## [Do this]
Reproduce the material exactly, omitting nothing.

## [Exercise inputs]
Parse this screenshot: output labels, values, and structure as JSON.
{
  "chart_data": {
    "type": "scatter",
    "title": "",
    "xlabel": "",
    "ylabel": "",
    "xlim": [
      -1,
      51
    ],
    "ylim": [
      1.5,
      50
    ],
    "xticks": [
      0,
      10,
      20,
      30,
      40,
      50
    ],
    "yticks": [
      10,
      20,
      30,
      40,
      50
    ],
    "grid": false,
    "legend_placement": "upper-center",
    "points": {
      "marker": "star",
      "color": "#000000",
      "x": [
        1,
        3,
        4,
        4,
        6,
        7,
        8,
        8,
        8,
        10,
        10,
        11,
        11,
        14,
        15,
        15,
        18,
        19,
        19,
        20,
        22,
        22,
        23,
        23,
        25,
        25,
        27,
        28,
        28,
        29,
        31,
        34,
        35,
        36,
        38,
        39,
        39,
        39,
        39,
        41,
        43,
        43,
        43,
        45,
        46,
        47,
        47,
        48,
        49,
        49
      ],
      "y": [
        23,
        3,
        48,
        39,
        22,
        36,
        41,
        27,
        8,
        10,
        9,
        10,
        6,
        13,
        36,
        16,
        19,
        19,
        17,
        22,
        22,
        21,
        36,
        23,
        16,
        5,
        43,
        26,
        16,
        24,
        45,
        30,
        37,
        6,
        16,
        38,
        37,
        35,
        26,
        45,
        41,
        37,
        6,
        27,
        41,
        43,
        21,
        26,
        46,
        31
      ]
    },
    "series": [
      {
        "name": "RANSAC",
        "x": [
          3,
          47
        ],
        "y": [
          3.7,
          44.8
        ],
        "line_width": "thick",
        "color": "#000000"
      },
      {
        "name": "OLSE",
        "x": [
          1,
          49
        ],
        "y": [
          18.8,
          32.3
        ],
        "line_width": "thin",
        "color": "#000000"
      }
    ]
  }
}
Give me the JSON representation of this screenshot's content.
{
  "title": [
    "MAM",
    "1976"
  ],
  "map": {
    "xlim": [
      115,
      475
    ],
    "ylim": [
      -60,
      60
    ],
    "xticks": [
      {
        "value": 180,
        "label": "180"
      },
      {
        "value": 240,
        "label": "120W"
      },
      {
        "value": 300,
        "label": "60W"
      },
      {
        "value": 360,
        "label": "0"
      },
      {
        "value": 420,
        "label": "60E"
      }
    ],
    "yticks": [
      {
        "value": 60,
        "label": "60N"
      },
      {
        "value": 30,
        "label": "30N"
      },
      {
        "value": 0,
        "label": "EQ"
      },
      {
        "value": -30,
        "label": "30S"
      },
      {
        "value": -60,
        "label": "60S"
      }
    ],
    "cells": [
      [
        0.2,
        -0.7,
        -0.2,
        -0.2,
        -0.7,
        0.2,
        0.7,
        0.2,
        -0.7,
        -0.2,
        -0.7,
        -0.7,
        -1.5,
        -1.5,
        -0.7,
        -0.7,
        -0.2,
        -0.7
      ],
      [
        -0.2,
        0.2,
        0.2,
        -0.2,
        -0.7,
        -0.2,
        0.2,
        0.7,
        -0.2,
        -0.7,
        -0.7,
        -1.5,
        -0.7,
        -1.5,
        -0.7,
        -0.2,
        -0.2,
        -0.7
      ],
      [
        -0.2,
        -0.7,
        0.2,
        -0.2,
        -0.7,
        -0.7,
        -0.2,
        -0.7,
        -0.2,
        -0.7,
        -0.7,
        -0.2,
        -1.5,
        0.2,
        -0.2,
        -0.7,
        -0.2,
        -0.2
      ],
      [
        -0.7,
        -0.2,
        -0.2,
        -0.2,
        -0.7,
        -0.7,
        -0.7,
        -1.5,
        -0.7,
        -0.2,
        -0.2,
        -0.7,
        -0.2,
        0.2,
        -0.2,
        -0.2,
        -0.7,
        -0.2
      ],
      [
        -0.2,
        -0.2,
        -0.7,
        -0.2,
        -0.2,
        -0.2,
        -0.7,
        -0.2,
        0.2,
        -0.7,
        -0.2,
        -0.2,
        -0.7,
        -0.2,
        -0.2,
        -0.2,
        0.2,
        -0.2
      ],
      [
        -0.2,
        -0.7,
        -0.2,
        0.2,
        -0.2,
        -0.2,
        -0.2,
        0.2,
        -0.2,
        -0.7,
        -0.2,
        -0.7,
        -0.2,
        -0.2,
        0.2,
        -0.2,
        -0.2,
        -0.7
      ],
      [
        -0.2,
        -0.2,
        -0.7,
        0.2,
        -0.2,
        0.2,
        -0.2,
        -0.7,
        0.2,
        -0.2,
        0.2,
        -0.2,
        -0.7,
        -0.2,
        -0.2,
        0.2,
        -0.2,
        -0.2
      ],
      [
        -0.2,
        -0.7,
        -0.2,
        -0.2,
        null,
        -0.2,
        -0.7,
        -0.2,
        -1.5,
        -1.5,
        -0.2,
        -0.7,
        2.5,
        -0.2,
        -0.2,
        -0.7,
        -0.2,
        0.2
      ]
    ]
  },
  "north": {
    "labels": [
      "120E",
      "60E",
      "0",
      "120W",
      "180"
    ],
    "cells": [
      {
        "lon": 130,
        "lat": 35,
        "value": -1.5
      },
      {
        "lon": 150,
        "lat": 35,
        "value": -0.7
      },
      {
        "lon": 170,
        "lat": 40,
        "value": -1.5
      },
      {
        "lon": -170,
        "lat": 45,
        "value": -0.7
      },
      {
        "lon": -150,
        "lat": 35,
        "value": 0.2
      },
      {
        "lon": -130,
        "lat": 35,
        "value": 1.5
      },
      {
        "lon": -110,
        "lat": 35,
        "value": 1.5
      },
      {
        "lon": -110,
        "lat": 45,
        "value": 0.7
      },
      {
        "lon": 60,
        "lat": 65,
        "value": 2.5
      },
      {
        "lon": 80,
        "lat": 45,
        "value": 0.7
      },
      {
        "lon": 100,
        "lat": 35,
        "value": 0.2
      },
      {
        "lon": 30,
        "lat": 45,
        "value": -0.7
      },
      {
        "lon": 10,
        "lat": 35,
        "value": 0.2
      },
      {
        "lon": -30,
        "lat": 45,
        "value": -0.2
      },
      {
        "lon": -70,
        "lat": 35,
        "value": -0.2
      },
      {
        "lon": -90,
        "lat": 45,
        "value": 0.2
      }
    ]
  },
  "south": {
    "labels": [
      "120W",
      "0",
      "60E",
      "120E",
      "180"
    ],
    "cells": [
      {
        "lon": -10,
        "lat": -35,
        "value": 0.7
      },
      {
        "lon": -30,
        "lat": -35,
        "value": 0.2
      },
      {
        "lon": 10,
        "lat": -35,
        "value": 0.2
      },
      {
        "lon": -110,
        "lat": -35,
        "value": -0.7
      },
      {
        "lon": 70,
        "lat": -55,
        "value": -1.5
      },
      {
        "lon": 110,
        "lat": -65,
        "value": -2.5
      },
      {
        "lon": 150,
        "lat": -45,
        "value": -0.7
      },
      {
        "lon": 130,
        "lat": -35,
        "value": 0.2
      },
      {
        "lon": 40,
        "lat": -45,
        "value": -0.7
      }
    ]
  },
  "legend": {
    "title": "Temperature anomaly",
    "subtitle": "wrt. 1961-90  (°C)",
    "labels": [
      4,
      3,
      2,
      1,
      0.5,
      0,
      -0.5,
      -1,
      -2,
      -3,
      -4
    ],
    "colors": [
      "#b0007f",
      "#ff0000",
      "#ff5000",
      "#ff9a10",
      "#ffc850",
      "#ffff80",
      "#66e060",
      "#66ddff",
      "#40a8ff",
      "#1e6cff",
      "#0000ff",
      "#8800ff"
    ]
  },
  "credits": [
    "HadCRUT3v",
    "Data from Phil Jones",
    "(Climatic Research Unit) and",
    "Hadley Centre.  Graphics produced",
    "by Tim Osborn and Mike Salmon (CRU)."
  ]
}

## [Correct output]
Parse this screenshot: output labels, values, and structure as JSON.
{
  "chart_data": {
    "type": "scatter",
    "title": "",
    "xlabel": "",
    "ylabel": "",
    "xlim": [
      -1,
      51
    ],
    "ylim": [
      1.5,
      50
    ],
    "xticks": [
      0,
      10,
      20,
      30,
      40,
      50
    ],
    "yticks": [
      10,
      20,
      30,
      40,
      50
    ],
    "grid": false,
    "legend_placement": "upper-center",
    "points": {
      "marker": "star",
      "color": "#000000",
      "x": [
        1,
        3,
        4,
        4,
        6,
        7,
        8,
        8,
        8,
        10,
        10,
        11,
        11,
        14,
        15,
        15,
        18,
        19,
        19,
        20,
        22,
        22,
        23,
        23,
        25,
        25,
        27,
        28,
        28,
        29,
        31,
        34,
        35,
        36,
        38,
        39,
        39,
        39,
        39,
        41,
        43,
        43,
        43,
        45,
        46,
        47,
        47,
        48,
        49,
        49
      ],
      "y": [
        23,
        3,
        48,
        39,
        22,
        36,
        41,
        27,
        8,
        10,
        9,
        10,
        6,
        13,
        36,
        16,
        19,
        19,
        17,
        22,
        22,
        21,
        36,
        23,
        16,
        5,
        43,
        26,
        16,
        24,
        45,
        30,
        37,
        6,
        16,
        38,
        37,
        35,
        26,
        45,
        41,
        37,
        6,
        27,
        41,
        43,
        21,
        26,
        46,
        31
      ]
    },
    "series": [
      {
        "name": "RANSAC",
        "x": [
          3,
          47
        ],
        "y": [
          3.7,
          44.8
        ],
        "line_width": "thick",
        "color": "#000000"
      },
      {
        "name": "OLSE",
        "x": [
          1,
          49
        ],
        "y": [
          18.8,
          32.3
        ],
        "line_width": "thin",
        "color": "#000000"
      }
    ]
  }
}
Give me the JSON representation of this screenshot's content.
{
  "title": [
    "MAM",
    "1976"
  ],
  "map": {
    "xlim": [
      115,
      475
    ],
    "ylim": [
      -60,
      60
    ],
    "xticks": [
      {
        "value": 180,
        "label": "180"
      },
      {
        "value": 240,
        "label": "120W"
      },
      {
        "value": 300,
        "label": "60W"
      },
      {
        "value": 360,
        "label": "0"
      },
      {
        "value": 420,
        "label": "60E"
      }
    ],
    "yticks": [
      {
        "value": 60,
        "label": "60N"
      },
      {
        "value": 30,
        "label": "30N"
      },
      {
        "value": 0,
        "label": "EQ"
      },
      {
        "value": -30,
        "label": "30S"
      },
      {
        "value": -60,
        "label": "60S"
      }
    ],
    "cells": [
      [
        0.2,
        -0.7,
        -0.2,
        -0.2,
        -0.7,
        0.2,
        0.7,
        0.2,
        -0.7,
        -0.2,
        -0.7,
        -0.7,
        -1.5,
        -1.5,
        -0.7,
        -0.7,
        -0.2,
        -0.7
      ],
      [
        -0.2,
        0.2,
        0.2,
        -0.2,
        -0.7,
        -0.2,
        0.2,
        0.7,
        -0.2,
        -0.7,
        -0.7,
        -1.5,
        -0.7,
        -1.5,
        -0.7,
        -0.2,
        -0.2,
        -0.7
      ],
      [
        -0.2,
        -0.7,
        0.2,
        -0.2,
        -0.7,
        -0.7,
        -0.2,
        -0.7,
        -0.2,
        -0.7,
        -0.7,
        -0.2,
        -1.5,
        0.2,
        -0.2,
        -0.7,
        -0.2,
        -0.2
      ],
      [
        -0.7,
        -0.2,
        -0.2,
        -0.2,
        -0.7,
        -0.7,
        -0.7,
        -1.5,
        -0.7,
        -0.2,
        -0.2,
        -0.7,
        -0.2,
        0.2,
        -0.2,
        -0.2,
        -0.7,
        -0.2
      ],
      [
        -0.2,
        -0.2,
        -0.7,
        -0.2,
        -0.2,
        -0.2,
        -0.7,
        -0.2,
        0.2,
        -0.7,
        -0.2,
        -0.2,
        -0.7,
        -0.2,
        -0.2,
        -0.2,
        0.2,
        -0.2
      ],
      [
        -0.2,
        -0.7,
        -0.2,
        0.2,
        -0.2,
        -0.2,
        -0.2,
        0.2,
        -0.2,
        -0.7,
        -0.2,
        -0.7,
        -0.2,
        -0.2,
        0.2,
        -0.2,
        -0.2,
        -0.7
      ],
      [
        -0.2,
        -0.2,
        -0.7,
        0.2,
        -0.2,
        0.2,
        -0.2,
        -0.7,
        0.2,
        -0.2,
        0.2,
        -0.2,
        -0.7,
        -0.2,
        -0.2,
        0.2,
        -0.2,
        -0.2
      ],
      [
        -0.2,
        -0.7,
        -0.2,
        -0.2,
        null,
        -0.2,
        -0.7,
        -0.2,
        -1.5,
        -1.5,
        -0.2,
        -0.7,
        2.5,
        -0.2,
        -0.2,
        -0.7,
        -0.2,
        0.2
      ]
    ]
  },
  "north": {
    "labels": [
      "120E",
      "60E",
      "0",
      "120W",
      "180"
    ],
    "cells": [
      {
        "lon": 130,
        "lat": 35,
        "value": -1.5
      },
      {
        "lon": 150,
        "lat": 35,
        "value": -0.7
      },
      {
        "lon": 170,
        "lat": 40,
        "value": -1.5
      },
      {
        "lon": -170,
        "lat": 45,
        "value": -0.7
      },
      {
        "lon": -150,
        "lat": 35,
        "value": 0.2
      },
      {
        "lon": -130,
        "lat": 35,
        "value": 1.5
      },
      {
        "lon": -110,
        "lat": 35,
        "value": 1.5
      },
      {
        "lon": -110,
        "lat": 45,
        "value": 0.7
      },
      {
        "lon": 60,
        "lat": 65,
        "value": 2.5
      },
      {
        "lon": 80,
        "lat": 45,
        "value": 0.7
      },
      {
        "lon": 100,
        "lat": 35,
        "value": 0.2
      },
      {
        "lon": 30,
        "lat": 45,
        "value": -0.7
      },
      {
        "lon": 10,
        "lat": 35,
        "value": 0.2
      },
      {
        "lon": -30,
        "lat": 45,
        "value": -0.2
      },
      {
        "lon": -70,
        "lat": 35,
        "value": -0.2
      },
      {
        "lon": -90,
        "lat": 45,
        "value": 0.2
      }
    ]
  },
  "south": {
    "labels": [
      "120W",
      "0",
      "60E",
      "120E",
      "180"
    ],
    "cells": [
      {
        "lon": -10,
        "lat": -35,
        "value": 0.7
      },
      {
        "lon": -30,
        "lat": -35,
        "value": 0.2
      },
      {
        "lon": 10,
        "lat": -35,
        "value": 0.2
      },
      {
        "lon": -110,
        "lat": -35,
        "value": -0.7
      },
      {
        "lon": 70,
        "lat": -55,
        "value": -1.5
      },
      {
        "lon": 110,
        "lat": -65,
        "value": -2.5
      },
      {
        "lon": 150,
        "lat": -45,
        "value": -0.7
      },
      {
        "lon": 130,
        "lat": -35,
        "value": 0.2
      },
      {
        "lon": 40,
        "lat": -45,
        "value": -0.7
      }
    ]
  },
  "legend": {
    "title": "Temperature anomaly",
    "subtitle": "wrt. 1961-90  (°C)",
    "labels": [
      4,
      3,
      2,
      1,
      0.5,
      0,
      -0.5,
      -1,
      -2,
      -3,
      -4
    ],
    "colors": [
      "#b0007f",
      "#ff0000",
      "#ff5000",
      "#ff9a10",
      "#ffc850",
      "#ffff80",
      "#66e060",
      "#66ddff",
      "#40a8ff",
      "#1e6cff",
      "#0000ff",
      "#8800ff"
    ]
  },
  "credits": [
    "HadCRUT3v",
    "Data from Phil Jones",
    "(Climatic Research Unit) and",
    "Hadley Centre.  Graphics produced",
    "by Tim Osborn and Mike Salmon (CRU)."
  ]
}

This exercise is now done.